__ACTIVITY__: What is the number of lines below that contain the string "samples"? Give it and nothing else.

[Extracts from a graphics dataset]
-- Opening Marker --

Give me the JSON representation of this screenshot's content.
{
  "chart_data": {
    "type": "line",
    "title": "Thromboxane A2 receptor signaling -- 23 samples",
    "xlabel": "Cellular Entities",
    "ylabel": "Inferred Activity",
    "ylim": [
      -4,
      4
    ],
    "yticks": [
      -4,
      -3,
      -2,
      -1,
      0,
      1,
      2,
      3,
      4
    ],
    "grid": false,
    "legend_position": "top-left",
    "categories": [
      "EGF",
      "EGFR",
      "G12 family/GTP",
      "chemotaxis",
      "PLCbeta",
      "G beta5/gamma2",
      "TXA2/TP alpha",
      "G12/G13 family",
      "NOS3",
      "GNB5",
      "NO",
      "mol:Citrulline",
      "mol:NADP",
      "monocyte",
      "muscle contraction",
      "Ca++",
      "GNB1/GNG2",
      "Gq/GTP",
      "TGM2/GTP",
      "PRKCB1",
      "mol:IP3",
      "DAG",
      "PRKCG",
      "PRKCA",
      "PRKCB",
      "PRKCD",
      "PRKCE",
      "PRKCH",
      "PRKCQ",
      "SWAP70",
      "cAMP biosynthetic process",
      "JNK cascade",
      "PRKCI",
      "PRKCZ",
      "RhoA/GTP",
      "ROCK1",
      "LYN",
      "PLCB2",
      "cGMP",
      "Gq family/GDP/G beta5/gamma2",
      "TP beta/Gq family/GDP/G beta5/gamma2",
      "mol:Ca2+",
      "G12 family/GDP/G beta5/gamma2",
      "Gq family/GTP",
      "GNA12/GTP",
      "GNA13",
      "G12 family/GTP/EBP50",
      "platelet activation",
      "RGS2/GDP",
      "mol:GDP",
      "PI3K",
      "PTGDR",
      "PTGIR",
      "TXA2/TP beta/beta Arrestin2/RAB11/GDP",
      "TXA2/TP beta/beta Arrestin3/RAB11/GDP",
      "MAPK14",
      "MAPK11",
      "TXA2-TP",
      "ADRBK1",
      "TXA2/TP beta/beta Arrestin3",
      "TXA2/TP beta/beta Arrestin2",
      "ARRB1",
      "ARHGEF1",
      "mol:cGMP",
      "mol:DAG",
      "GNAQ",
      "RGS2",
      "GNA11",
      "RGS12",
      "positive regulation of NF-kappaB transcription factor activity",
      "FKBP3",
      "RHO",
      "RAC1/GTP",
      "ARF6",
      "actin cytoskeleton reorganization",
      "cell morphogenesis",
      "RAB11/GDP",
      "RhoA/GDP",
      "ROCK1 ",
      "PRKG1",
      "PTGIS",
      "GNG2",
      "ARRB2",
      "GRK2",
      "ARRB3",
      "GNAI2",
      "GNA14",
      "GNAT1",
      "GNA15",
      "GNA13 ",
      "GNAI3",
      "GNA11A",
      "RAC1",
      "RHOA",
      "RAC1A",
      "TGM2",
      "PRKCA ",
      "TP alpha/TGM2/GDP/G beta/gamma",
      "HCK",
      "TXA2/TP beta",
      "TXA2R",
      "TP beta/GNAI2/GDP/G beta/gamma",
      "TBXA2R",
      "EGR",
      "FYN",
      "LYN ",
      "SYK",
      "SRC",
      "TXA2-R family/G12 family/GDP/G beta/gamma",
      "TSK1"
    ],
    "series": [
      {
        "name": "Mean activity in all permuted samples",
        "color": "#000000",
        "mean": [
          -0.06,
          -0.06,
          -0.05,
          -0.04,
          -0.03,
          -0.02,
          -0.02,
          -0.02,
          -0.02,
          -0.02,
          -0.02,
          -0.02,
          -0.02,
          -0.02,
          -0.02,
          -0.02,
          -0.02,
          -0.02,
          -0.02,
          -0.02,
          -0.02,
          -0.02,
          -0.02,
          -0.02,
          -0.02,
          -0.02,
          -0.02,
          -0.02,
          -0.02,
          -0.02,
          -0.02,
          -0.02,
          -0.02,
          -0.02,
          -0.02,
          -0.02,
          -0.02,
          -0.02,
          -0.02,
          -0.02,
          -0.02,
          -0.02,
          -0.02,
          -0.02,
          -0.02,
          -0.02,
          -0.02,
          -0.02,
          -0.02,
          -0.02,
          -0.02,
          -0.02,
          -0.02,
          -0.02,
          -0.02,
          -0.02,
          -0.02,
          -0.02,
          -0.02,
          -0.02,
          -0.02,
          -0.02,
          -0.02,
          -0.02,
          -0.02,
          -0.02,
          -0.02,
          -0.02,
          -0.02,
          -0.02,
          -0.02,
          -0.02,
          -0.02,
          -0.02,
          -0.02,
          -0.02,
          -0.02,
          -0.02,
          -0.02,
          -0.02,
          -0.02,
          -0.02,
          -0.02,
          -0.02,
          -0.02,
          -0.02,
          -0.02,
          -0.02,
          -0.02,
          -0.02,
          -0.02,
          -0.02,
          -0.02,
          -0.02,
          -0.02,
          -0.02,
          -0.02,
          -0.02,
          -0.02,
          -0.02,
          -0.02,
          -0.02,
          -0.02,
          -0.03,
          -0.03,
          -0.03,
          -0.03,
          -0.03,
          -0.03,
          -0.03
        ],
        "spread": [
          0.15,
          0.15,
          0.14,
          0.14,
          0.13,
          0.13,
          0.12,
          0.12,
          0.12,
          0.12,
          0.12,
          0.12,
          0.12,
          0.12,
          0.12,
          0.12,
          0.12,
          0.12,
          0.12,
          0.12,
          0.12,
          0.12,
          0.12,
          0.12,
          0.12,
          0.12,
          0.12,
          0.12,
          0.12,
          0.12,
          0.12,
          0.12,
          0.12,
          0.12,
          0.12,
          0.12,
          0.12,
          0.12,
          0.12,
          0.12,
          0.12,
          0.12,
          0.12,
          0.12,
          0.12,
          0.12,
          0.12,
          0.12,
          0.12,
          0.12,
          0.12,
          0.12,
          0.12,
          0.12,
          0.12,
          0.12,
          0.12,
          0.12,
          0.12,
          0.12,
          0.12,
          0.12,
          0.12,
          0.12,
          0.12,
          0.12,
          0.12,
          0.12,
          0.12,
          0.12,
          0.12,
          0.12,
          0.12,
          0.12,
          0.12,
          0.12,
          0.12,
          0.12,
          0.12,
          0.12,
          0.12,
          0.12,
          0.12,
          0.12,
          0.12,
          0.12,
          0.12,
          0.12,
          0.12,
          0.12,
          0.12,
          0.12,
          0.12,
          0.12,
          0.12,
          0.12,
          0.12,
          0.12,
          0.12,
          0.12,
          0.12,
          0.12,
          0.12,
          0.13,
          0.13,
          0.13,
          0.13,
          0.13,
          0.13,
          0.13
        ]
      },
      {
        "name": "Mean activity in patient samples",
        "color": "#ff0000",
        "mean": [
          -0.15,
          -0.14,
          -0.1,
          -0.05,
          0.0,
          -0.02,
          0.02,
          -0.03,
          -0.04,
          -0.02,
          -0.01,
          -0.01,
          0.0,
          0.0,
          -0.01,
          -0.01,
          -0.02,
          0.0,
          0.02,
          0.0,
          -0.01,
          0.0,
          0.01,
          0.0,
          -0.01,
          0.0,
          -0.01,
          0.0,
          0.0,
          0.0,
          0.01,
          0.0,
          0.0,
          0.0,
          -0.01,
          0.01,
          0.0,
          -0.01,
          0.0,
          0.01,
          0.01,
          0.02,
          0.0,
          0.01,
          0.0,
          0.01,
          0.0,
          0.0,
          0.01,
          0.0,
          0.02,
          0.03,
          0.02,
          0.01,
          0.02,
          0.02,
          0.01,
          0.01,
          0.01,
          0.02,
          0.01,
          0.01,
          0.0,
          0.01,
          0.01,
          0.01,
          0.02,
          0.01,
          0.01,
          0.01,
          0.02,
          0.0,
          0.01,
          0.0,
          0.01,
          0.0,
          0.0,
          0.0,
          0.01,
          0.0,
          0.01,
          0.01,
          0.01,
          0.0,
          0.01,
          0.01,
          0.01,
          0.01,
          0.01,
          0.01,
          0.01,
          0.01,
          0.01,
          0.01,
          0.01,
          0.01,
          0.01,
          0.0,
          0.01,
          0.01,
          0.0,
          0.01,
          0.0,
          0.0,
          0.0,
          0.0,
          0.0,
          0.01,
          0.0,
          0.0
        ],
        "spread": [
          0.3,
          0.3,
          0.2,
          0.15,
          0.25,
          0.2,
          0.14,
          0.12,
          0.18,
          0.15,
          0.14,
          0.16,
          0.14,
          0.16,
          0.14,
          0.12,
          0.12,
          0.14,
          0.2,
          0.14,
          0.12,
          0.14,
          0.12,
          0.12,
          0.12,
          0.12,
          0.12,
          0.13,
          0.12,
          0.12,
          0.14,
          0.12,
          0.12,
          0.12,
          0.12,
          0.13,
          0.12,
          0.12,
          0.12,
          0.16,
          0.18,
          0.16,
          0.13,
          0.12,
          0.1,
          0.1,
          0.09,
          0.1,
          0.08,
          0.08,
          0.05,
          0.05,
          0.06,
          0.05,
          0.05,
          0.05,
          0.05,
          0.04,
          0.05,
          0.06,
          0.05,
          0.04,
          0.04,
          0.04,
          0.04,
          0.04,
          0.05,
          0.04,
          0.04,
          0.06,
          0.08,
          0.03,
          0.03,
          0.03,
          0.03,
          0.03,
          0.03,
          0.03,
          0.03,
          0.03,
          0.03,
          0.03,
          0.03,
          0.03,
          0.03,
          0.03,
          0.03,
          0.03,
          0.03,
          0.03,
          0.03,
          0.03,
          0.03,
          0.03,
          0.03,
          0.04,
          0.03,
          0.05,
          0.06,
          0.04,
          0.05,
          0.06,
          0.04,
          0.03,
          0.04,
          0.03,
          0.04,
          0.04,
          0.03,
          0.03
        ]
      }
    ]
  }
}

-- Closing Marker --

__RESULT OF THIS EXERCISE__: 3